╭─ Dataset excerpts

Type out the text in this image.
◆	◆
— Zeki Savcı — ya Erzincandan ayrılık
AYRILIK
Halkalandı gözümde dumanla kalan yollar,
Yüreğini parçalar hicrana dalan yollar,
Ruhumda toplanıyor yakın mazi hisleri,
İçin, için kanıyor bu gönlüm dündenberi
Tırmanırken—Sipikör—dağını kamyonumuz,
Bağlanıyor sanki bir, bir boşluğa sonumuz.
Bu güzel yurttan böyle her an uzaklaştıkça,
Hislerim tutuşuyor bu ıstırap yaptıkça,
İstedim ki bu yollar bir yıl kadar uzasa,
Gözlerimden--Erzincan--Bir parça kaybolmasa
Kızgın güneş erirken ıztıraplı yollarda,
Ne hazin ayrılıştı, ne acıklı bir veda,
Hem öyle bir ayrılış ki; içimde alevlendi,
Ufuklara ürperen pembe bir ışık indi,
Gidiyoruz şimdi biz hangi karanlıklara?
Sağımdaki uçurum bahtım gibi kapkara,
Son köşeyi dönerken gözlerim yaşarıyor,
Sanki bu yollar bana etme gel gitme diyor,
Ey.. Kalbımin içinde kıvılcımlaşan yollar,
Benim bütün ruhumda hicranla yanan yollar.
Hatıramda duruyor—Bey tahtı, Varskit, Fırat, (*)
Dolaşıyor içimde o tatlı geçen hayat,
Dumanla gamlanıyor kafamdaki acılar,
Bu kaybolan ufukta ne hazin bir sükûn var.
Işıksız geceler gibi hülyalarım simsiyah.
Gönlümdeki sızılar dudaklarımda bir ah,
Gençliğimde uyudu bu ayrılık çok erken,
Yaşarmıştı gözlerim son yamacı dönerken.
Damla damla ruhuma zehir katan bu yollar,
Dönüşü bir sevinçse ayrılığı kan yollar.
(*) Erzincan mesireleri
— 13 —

╰─

Quote each line of the listing above exactly.

● **Response**:
Type out the text in this image.
◆	◆
— Zeki Savcı — ya Erzincandan ayrılık
AYRILIK
Halkalandı gözümde dumanla kalan yollar,
Yüreğini parçalar hicrana dalan yollar,
Ruhumda toplanıyor yakın mazi hisleri,
İçin, için kanıyor bu gönlüm dündenberi
Tırmanırken—Sipikör—dağını kamyonumuz,
Bağlanıyor sanki bir, bir boşluğa sonumuz.
Bu güzel yurttan böyle her an uzaklaştıkça,
Hislerim tutuşuyor bu ıstırap yaptıkça,
İstedim ki bu yollar bir yıl kadar uzasa,
Gözlerimden--Erzincan--Bir parça kaybolmasa
Kızgın güneş erirken ıztıraplı yollarda,
Ne hazin ayrılıştı, ne acıklı bir veda,
Hem öyle bir ayrılış ki; içimde alevlendi,
Ufuklara ürperen pembe bir ışık indi,
Gidiyoruz şimdi biz hangi karanlıklara?
Sağımdaki uçurum bahtım gibi kapkara,
Son köşeyi dönerken gözlerim yaşarıyor,
Sanki bu yollar bana etme gel gitme diyor,
Ey.. Kalbımin içinde kıvılcımlaşan yollar,
Benim bütün ruhumda hicranla yanan yollar.
Hatıramda duruyor—Bey tahtı, Varskit, Fırat, (*)
Dolaşıyor içimde o tatlı geçen hayat,
Dumanla gamlanıyor kafamdaki acılar,
Bu kaybolan ufukta ne hazin bir sükûn var.
Işıksız geceler gibi hülyalarım simsiyah.
Gönlümdeki sızılar dudaklarımda bir ah,
Gençliğimde uyudu bu ayrılık çok erken,
Yaşarmıştı gözlerim son yamacı dönerken.
Damla damla ruhuma zehir katan bu yollar,
Dönüşü bir sevinçse ayrılığı kan yollar.
(*) Erzincan mesireleri
— 13 —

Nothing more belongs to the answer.